**The task**
The listing below is to be output in its exact form.

**Items**
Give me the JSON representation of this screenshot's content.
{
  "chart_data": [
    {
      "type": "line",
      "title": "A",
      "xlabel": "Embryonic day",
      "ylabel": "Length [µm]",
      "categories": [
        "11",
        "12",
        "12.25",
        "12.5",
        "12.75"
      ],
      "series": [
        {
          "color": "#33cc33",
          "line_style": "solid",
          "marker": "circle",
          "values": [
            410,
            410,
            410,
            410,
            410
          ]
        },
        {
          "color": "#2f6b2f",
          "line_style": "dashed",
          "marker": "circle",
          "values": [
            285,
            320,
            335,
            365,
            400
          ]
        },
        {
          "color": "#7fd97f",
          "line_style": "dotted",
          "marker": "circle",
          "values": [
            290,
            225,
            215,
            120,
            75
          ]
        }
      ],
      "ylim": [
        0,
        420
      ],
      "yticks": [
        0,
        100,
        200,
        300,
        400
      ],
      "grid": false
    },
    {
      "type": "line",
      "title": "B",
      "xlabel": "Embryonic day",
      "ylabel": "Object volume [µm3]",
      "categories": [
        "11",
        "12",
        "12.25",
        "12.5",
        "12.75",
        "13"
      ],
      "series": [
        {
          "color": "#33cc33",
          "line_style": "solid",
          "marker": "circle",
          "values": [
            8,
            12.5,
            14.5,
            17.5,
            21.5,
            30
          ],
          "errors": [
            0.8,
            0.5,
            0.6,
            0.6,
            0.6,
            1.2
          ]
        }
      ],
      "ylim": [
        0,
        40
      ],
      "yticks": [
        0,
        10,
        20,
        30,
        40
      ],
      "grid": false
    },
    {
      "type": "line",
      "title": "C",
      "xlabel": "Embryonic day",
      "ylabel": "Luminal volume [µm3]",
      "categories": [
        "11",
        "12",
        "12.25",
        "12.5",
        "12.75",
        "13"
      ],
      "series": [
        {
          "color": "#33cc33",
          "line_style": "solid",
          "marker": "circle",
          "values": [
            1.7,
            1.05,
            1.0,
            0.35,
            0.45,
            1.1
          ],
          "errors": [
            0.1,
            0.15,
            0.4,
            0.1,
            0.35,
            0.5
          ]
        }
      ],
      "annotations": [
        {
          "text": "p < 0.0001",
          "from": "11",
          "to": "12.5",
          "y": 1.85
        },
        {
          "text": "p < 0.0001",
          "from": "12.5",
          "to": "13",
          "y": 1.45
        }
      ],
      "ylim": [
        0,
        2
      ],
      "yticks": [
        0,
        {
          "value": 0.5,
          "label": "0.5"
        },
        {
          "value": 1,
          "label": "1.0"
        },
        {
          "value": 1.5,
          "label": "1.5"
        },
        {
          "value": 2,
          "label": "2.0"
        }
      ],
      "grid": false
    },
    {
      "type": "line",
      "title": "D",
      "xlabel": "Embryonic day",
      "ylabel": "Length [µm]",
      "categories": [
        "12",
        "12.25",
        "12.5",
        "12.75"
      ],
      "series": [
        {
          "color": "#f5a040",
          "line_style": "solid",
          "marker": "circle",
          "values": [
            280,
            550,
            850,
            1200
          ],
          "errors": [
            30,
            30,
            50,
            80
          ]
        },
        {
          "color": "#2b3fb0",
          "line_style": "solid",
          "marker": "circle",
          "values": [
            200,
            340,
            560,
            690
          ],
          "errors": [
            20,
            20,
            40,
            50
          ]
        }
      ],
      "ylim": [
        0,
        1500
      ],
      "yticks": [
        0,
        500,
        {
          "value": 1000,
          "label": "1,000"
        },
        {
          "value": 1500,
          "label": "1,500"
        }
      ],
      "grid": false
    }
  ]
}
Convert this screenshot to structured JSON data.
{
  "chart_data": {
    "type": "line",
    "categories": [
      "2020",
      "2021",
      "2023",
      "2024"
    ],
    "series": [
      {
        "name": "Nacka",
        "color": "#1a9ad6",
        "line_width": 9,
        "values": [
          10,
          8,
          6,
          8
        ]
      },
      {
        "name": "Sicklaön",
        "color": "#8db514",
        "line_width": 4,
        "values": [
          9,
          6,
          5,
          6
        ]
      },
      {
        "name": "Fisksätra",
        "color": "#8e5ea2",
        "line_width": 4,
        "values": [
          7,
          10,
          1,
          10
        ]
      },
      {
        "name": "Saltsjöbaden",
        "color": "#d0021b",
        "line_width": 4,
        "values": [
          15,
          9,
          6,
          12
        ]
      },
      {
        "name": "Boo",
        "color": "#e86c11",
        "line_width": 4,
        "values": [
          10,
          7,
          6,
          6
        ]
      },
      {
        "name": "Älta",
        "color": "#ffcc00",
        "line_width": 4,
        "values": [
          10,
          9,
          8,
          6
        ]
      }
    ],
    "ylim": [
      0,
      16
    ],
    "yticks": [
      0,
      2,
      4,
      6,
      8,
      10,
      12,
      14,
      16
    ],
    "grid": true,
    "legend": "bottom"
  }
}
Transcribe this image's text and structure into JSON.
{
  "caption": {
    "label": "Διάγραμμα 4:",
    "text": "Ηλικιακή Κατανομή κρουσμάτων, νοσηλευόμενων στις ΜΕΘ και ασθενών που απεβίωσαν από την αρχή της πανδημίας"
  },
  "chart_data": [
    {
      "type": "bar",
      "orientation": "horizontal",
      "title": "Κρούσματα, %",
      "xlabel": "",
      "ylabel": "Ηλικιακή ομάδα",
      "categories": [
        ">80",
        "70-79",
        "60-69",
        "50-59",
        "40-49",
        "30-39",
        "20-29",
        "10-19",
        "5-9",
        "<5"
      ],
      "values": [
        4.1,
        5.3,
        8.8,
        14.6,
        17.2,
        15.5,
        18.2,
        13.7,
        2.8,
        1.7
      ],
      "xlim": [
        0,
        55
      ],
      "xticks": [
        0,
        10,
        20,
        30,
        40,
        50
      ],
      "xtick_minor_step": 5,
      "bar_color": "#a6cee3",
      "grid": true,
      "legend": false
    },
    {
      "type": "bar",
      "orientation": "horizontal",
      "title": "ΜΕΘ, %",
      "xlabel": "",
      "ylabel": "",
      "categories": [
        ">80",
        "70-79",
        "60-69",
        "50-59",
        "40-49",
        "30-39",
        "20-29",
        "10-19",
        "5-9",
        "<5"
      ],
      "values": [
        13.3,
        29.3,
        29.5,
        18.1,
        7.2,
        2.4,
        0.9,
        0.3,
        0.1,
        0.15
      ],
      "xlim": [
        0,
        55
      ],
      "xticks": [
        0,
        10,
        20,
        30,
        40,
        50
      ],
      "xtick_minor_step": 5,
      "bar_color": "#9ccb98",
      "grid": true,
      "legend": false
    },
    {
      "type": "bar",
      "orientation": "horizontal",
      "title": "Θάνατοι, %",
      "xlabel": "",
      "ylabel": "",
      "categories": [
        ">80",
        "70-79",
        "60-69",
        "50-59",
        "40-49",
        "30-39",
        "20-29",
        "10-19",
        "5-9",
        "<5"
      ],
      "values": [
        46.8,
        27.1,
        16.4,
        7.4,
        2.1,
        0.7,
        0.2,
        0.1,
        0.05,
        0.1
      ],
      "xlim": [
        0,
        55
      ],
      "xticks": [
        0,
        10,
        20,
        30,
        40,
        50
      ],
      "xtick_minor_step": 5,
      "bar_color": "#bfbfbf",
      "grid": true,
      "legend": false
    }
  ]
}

**Written reply**
Give me the JSON representation of this screenshot's content.
{
  "chart_data": [
    {
      "type": "line",
      "title": "A",
      "xlabel": "Embryonic day",
      "ylabel": "Length [µm]",
      "categories": [
        "11",
        "12",
        "12.25",
        "12.5",
        "12.75"
      ],
      "series": [
        {
          "color": "#33cc33",
          "line_style": "solid",
          "marker": "circle",
          "values": [
            410,
            410,
            410,
            410,
            410
          ]
        },
        {
          "color": "#2f6b2f",
          "line_style": "dashed",
          "marker": "circle",
          "values": [
            285,
            320,
            335,
            365,
            400
          ]
        },
        {
          "color": "#7fd97f",
          "line_style": "dotted",
          "marker": "circle",
          "values": [
            290,
            225,
            215,
            120,
            75
          ]
        }
      ],
      "ylim": [
        0,
        420
      ],
      "yticks": [
        0,
        100,
        200,
        300,
        400
      ],
      "grid": false
    },
    {
      "type": "line",
      "title": "B",
      "xlabel": "Embryonic day",
      "ylabel": "Object volume [µm3]",
      "categories": [
        "11",
        "12",
        "12.25",
        "12.5",
        "12.75",
        "13"
      ],
      "series": [
        {
          "color": "#33cc33",
          "line_style": "solid",
          "marker": "circle",
          "values": [
            8,
            12.5,
            14.5,
            17.5,
            21.5,
            30
          ],
          "errors": [
            0.8,
            0.5,
            0.6,
            0.6,
            0.6,
            1.2
          ]
        }
      ],
      "ylim": [
        0,
        40
      ],
      "yticks": [
        0,
        10,
        20,
        30,
        40
      ],
      "grid": false
    },
    {
      "type": "line",
      "title": "C",
      "xlabel": "Embryonic day",
      "ylabel": "Luminal volume [µm3]",
      "categories": [
        "11",
        "12",
        "12.25",
        "12.5",
        "12.75",
        "13"
      ],
      "series": [
        {
          "color": "#33cc33",
          "line_style": "solid",
          "marker": "circle",
          "values": [
            1.7,
            1.05,
            1.0,
            0.35,
            0.45,
            1.1
          ],
          "errors": [
            0.1,
            0.15,
            0.4,
            0.1,
            0.35,
            0.5
          ]
        }
      ],
      "annotations": [
        {
          "text": "p < 0.0001",
          "from": "11",
          "to": "12.5",
          "y": 1.85
        },
        {
          "text": "p < 0.0001",
          "from": "12.5",
          "to": "13",
          "y": 1.45
        }
      ],
      "ylim": [
        0,
        2
      ],
      "yticks": [
        0,
        {
          "value": 0.5,
          "label": "0.5"
        },
        {
          "value": 1,
          "label": "1.0"
        },
        {
          "value": 1.5,
          "label": "1.5"
        },
        {
          "value": 2,
          "label": "2.0"
        }
      ],
      "grid": false
    },
    {
      "type": "line",
      "title": "D",
      "xlabel": "Embryonic day",
      "ylabel": "Length [µm]",
      "categories": [
        "12",
        "12.25",
        "12.5",
        "12.75"
      ],
      "series": [
        {
          "color": "#f5a040",
          "line_style": "solid",
          "marker": "circle",
          "values": [
            280,
            550,
            850,
            1200
          ],
          "errors": [
            30,
            30,
            50,
            80
          ]
        },
        {
          "color": "#2b3fb0",
          "line_style": "solid",
          "marker": "circle",
          "values": [
            200,
            340,
            560,
            690
          ],
          "errors": [
            20,
            20,
            40,
            50
          ]
        }
      ],
      "ylim": [
        0,
        1500
      ],
      "yticks": [
        0,
        500,
        {
          "value": 1000,
          "label": "1,000"
        },
        {
          "value": 1500,
          "label": "1,500"
        }
      ],
      "grid": false
    }
  ]
}
Convert this screenshot to structured JSON data.
{
  "chart_data": {
    "type": "line",
    "categories": [
      "2020",
      "2021",
      "2023",
      "2024"
    ],
    "series": [
      {
        "name": "Nacka",
        "color": "#1a9ad6",
        "line_width": 9,
        "values": [
          10,
          8,
          6,
          8
        ]
      },
      {
        "name": "Sicklaön",
        "color": "#8db514",
        "line_width": 4,
        "values": [
          9,
          6,
          5,
          6
        ]
      },
      {
        "name": "Fisksätra",
        "color": "#8e5ea2",
        "line_width": 4,
        "values": [
          7,
          10,
          1,
          10
        ]
      },
      {
        "name": "Saltsjöbaden",
        "color": "#d0021b",
        "line_width": 4,
        "values": [
          15,
          9,
          6,
          12
        ]
      },
      {
        "name": "Boo",
        "color": "#e86c11",
        "line_width": 4,
        "values": [
          10,
          7,
          6,
          6
        ]
      },
      {
        "name": "Älta",
        "color": "#ffcc00",
        "line_width": 4,
        "values": [
          10,
          9,
          8,
          6
        ]
      }
    ],
    "ylim": [
      0,
      16
    ],
    "yticks": [
      0,
      2,
      4,
      6,
      8,
      10,
      12,
      14,
      16
    ],
    "grid": true,
    "legend": "bottom"
  }
}
Transcribe this image's text and structure into JSON.
{
  "caption": {
    "label": "Διάγραμμα 4:",
    "text": "Ηλικιακή Κατανομή κρουσμάτων, νοσηλευόμενων στις ΜΕΘ και ασθενών που απεβίωσαν από την αρχή της πανδημίας"
  },
  "chart_data": [
    {
      "type": "bar",
      "orientation": "horizontal",
      "title": "Κρούσματα, %",
      "xlabel": "",
      "ylabel": "Ηλικιακή ομάδα",
      "categories": [
        ">80",
        "70-79",
        "60-69",
        "50-59",
        "40-49",
        "30-39",
        "20-29",
        "10-19",
        "5-9",
        "<5"
      ],
      "values": [
        4.1,
        5.3,
        8.8,
        14.6,
        17.2,
        15.5,
        18.2,
        13.7,
        2.8,
        1.7
      ],
      "xlim": [
        0,
        55
      ],
      "xticks": [
        0,
        10,
        20,
        30,
        40,
        50
      ],
      "xtick_minor_step": 5,
      "bar_color": "#a6cee3",
      "grid": true,
      "legend": false
    },
    {
      "type": "bar",
      "orientation": "horizontal",
      "title": "ΜΕΘ, %",
      "xlabel": "",
      "ylabel": "",
      "categories": [
        ">80",
        "70-79",
        "60-69",
        "50-59",
        "40-49",
        "30-39",
        "20-29",
        "10-19",
        "5-9",
        "<5"
      ],
      "values": [
        13.3,
        29.3,
        29.5,
        18.1,
        7.2,
        2.4,
        0.9,
        0.3,
        0.1,
        0.15
      ],
      "xlim": [
        0,
        55
      ],
      "xticks": [
        0,
        10,
        20,
        30,
        40,
        50
      ],
      "xtick_minor_step": 5,
      "bar_color": "#9ccb98",
      "grid": true,
      "legend": false
    },
    {
      "type": "bar",
      "orientation": "horizontal",
      "title": "Θάνατοι, %",
      "xlabel": "",
      "ylabel": "",
      "categories": [
        ">80",
        "70-79",
        "60-69",
        "50-59",
        "40-49",
        "30-39",
        "20-29",
        "10-19",
        "5-9",
        "<5"
      ],
      "values": [
        46.8,
        27.1,
        16.4,
        7.4,
        2.1,
        0.7,
        0.2,
        0.1,
        0.05,
        0.1
      ],
      "xlim": [
        0,
        55
      ],
      "xticks": [
        0,
        10,
        20,
        30,
        40,
        50
      ],
      "xtick_minor_step": 5,
      "bar_color": "#bfbfbf",
      "grid": true,
      "legend": false
    }
  ]
}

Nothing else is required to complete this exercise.